[Stored data entries]
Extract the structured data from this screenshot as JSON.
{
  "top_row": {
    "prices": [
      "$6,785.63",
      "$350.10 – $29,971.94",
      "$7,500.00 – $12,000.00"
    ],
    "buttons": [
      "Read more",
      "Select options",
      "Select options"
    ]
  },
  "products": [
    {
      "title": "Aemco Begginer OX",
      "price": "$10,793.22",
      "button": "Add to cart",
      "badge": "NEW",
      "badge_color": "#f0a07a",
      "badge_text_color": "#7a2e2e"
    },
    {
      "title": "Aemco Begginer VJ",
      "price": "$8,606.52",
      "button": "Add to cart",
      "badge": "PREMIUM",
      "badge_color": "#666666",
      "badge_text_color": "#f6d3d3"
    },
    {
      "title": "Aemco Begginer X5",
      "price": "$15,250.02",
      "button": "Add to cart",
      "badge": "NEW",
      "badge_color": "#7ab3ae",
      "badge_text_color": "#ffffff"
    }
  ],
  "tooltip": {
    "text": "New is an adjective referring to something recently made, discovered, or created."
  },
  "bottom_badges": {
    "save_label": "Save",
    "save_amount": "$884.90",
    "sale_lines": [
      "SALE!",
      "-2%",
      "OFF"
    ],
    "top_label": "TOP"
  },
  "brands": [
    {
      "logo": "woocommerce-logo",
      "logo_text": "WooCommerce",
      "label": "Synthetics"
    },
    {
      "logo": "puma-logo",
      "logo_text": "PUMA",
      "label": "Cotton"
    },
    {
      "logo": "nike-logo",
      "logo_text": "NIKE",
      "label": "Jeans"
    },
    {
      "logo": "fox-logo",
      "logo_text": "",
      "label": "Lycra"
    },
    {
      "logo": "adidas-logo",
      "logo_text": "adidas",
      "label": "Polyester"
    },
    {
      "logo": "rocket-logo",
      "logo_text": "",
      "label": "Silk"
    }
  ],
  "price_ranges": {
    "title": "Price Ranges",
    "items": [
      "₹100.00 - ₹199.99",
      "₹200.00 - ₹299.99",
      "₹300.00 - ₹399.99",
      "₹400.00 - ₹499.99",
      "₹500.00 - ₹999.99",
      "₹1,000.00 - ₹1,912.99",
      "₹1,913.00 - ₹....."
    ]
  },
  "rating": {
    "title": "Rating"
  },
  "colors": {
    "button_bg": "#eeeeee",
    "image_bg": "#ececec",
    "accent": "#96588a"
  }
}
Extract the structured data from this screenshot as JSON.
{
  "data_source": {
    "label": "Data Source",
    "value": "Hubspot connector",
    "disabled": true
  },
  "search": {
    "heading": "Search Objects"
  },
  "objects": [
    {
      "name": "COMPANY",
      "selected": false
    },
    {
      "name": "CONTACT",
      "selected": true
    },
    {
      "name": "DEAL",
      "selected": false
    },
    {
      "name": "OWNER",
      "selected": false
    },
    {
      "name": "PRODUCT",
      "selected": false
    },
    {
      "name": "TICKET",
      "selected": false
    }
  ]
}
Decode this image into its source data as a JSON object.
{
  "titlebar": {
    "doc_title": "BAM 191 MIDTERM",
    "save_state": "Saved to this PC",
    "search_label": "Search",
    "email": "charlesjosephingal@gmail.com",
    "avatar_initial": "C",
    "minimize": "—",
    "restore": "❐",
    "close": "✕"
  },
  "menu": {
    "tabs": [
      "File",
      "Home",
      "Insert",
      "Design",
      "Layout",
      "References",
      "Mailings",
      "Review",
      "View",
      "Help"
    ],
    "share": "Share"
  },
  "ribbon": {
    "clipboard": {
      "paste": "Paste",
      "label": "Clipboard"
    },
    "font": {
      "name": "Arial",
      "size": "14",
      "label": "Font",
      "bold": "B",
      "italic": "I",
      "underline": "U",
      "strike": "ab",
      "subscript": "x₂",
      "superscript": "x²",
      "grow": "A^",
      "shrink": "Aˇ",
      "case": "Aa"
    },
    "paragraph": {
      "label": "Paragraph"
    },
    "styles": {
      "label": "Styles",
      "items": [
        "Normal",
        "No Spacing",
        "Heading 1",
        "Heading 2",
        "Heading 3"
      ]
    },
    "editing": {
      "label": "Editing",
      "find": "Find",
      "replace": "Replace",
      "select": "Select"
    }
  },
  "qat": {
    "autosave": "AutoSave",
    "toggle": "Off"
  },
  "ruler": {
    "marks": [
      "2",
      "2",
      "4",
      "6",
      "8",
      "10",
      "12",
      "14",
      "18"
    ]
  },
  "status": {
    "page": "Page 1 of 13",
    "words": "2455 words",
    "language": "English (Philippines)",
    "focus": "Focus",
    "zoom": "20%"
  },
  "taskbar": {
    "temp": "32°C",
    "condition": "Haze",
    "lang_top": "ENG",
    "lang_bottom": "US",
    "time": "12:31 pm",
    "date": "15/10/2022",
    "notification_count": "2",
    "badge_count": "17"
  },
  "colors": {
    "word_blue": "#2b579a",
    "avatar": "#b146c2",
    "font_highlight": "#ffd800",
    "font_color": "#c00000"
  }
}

Exercise
Make an exact copy of the listing, including every line.

The reply
Extract the structured data from this screenshot as JSON.
{
  "top_row": {
    "prices": [
      "$6,785.63",
      "$350.10 – $29,971.94",
      "$7,500.00 – $12,000.00"
    ],
    "buttons": [
      "Read more",
      "Select options",
      "Select options"
    ]
  },
  "products": [
    {
      "title": "Aemco Begginer OX",
      "price": "$10,793.22",
      "button": "Add to cart",
      "badge": "NEW",
      "badge_color": "#f0a07a",
      "badge_text_color": "#7a2e2e"
    },
    {
      "title": "Aemco Begginer VJ",
      "price": "$8,606.52",
      "button": "Add to cart",
      "badge": "PREMIUM",
      "badge_color": "#666666",
      "badge_text_color": "#f6d3d3"
    },
    {
      "title": "Aemco Begginer X5",
      "price": "$15,250.02",
      "button": "Add to cart",
      "badge": "NEW",
      "badge_color": "#7ab3ae",
      "badge_text_color": "#ffffff"
    }
  ],
  "tooltip": {
    "text": "New is an adjective referring to something recently made, discovered, or created."
  },
  "bottom_badges": {
    "save_label": "Save",
    "save_amount": "$884.90",
    "sale_lines": [
      "SALE!",
      "-2%",
      "OFF"
    ],
    "top_label": "TOP"
  },
  "brands": [
    {
      "logo": "woocommerce-logo",
      "logo_text": "WooCommerce",
      "label": "Synthetics"
    },
    {
      "logo": "puma-logo",
      "logo_text": "PUMA",
      "label": "Cotton"
    },
    {
      "logo": "nike-logo",
      "logo_text": "NIKE",
      "label": "Jeans"
    },
    {
      "logo": "fox-logo",
      "logo_text": "",
      "label": "Lycra"
    },
    {
      "logo": "adidas-logo",
      "logo_text": "adidas",
      "label": "Polyester"
    },
    {
      "logo": "rocket-logo",
      "logo_text": "",
      "label": "Silk"
    }
  ],
  "price_ranges": {
    "title": "Price Ranges",
    "items": [
      "₹100.00 - ₹199.99",
      "₹200.00 - ₹299.99",
      "₹300.00 - ₹399.99",
      "₹400.00 - ₹499.99",
      "₹500.00 - ₹999.99",
      "₹1,000.00 - ₹1,912.99",
      "₹1,913.00 - ₹....."
    ]
  },
  "rating": {
    "title": "Rating"
  },
  "colors": {
    "button_bg": "#eeeeee",
    "image_bg": "#ececec",
    "accent": "#96588a"
  }
}
Extract the structured data from this screenshot as JSON.
{
  "data_source": {
    "label": "Data Source",
    "value": "Hubspot connector",
    "disabled": true
  },
  "search": {
    "heading": "Search Objects"
  },
  "objects": [
    {
      "name": "COMPANY",
      "selected": false
    },
    {
      "name": "CONTACT",
      "selected": true
    },
    {
      "name": "DEAL",
      "selected": false
    },
    {
      "name": "OWNER",
      "selected": false
    },
    {
      "name": "PRODUCT",
      "selected": false
    },
    {
      "name": "TICKET",
      "selected": false
    }
  ]
}
Decode this image into its source data as a JSON object.
{
  "titlebar": {
    "doc_title": "BAM 191 MIDTERM",
    "save_state": "Saved to this PC",
    "search_label": "Search",
    "email": "charlesjosephingal@gmail.com",
    "avatar_initial": "C",
    "minimize": "—",
    "restore": "❐",
    "close": "✕"
  },
  "menu": {
    "tabs": [
      "File",
      "Home",
      "Insert",
      "Design",
      "Layout",
      "References",
      "Mailings",
      "Review",
      "View",
      "Help"
    ],
    "share": "Share"
  },
  "ribbon": {
    "clipboard": {
      "paste": "Paste",
      "label": "Clipboard"
    },
    "font": {
      "name": "Arial",
      "size": "14",
      "label": "Font",
      "bold": "B",
      "italic": "I",
      "underline": "U",
      "strike": "ab",
      "subscript": "x₂",
      "superscript": "x²",
      "grow": "A^",
      "shrink": "Aˇ",
      "case": "Aa"
    },
    "paragraph": {
      "label": "Paragraph"
    },
    "styles": {
      "label": "Styles",
      "items": [
        "Normal",
        "No Spacing",
        "Heading 1",
        "Heading 2",
        "Heading 3"
      ]
    },
    "editing": {
      "label": "Editing",
      "find": "Find",
      "replace": "Replace",
      "select": "Select"
    }
  },
  "qat": {
    "autosave": "AutoSave",
    "toggle": "Off"
  },
  "ruler": {
    "marks": [
      "2",
      "2",
      "4",
      "6",
      "8",
      "10",
      "12",
      "14",
      "18"
    ]
  },
  "status": {
    "page": "Page 1 of 13",
    "words": "2455 words",
    "language": "English (Philippines)",
    "focus": "Focus",
    "zoom": "20%"
  },
  "taskbar": {
    "temp": "32°C",
    "condition": "Haze",
    "lang_top": "ENG",
    "lang_bottom": "US",
    "time": "12:31 pm",
    "date": "15/10/2022",
    "notification_count": "2",
    "badge_count": "17"
  },
  "colors": {
    "word_blue": "#2b579a",
    "avatar": "#b146c2",
    "font_highlight": "#ffd800",
    "font_color": "#c00000"
  }
}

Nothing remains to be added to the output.